[Entries supplied start]
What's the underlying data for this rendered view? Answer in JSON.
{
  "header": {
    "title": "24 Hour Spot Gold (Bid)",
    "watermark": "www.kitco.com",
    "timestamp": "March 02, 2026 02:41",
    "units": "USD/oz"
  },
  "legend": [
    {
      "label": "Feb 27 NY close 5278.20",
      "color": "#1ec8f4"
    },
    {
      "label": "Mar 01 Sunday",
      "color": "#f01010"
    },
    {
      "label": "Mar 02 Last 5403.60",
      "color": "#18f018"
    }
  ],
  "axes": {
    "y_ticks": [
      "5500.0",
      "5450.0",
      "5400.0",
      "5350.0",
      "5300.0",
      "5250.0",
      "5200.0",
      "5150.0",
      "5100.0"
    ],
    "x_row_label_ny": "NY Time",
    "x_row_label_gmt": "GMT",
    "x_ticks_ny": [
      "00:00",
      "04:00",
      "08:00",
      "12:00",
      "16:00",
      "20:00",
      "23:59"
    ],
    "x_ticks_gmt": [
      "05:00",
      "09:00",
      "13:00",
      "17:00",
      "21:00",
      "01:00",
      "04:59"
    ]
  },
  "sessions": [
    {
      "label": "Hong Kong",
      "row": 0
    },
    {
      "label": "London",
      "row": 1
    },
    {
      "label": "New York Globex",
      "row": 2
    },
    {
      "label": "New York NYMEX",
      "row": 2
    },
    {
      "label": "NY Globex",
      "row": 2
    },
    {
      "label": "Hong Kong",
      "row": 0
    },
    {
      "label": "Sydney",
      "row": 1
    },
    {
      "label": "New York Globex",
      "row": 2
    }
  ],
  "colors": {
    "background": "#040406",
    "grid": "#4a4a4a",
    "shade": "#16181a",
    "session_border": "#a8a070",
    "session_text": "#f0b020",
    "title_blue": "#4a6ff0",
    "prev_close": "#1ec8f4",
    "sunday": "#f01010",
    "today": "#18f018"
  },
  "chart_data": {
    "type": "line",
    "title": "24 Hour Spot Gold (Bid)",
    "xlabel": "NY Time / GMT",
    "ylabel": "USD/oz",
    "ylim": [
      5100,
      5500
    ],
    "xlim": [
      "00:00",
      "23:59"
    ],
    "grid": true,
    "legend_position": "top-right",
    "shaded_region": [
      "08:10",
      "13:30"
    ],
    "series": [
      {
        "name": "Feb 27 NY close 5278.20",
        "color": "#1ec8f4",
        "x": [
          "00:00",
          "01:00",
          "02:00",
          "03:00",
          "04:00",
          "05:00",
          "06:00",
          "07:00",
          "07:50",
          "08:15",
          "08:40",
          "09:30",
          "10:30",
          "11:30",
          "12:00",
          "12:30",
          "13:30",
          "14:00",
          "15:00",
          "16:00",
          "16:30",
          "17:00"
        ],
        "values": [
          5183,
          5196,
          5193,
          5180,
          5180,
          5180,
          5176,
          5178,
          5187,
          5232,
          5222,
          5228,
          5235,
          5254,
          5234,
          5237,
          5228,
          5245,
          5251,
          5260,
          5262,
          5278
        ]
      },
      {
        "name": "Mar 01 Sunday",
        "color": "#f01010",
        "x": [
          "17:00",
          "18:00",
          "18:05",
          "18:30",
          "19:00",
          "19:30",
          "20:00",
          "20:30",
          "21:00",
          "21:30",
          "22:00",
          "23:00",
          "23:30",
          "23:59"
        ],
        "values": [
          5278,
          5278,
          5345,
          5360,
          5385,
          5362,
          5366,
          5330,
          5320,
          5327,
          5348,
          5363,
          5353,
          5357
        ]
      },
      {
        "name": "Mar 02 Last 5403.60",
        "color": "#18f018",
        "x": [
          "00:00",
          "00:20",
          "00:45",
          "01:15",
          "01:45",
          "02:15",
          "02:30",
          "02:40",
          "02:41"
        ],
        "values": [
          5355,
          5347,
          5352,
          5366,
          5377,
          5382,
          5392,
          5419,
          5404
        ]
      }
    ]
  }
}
[Entries supplied end]
#### [What the task requires]
Scan the records for the string "name". Copy each line in which it appears.

#### [Response to this task]
        "name": "Feb 27 NY close 5278.20",
        "name": "Mar 01 Sunday",
        "name": "Mar 02 Last 5403.60",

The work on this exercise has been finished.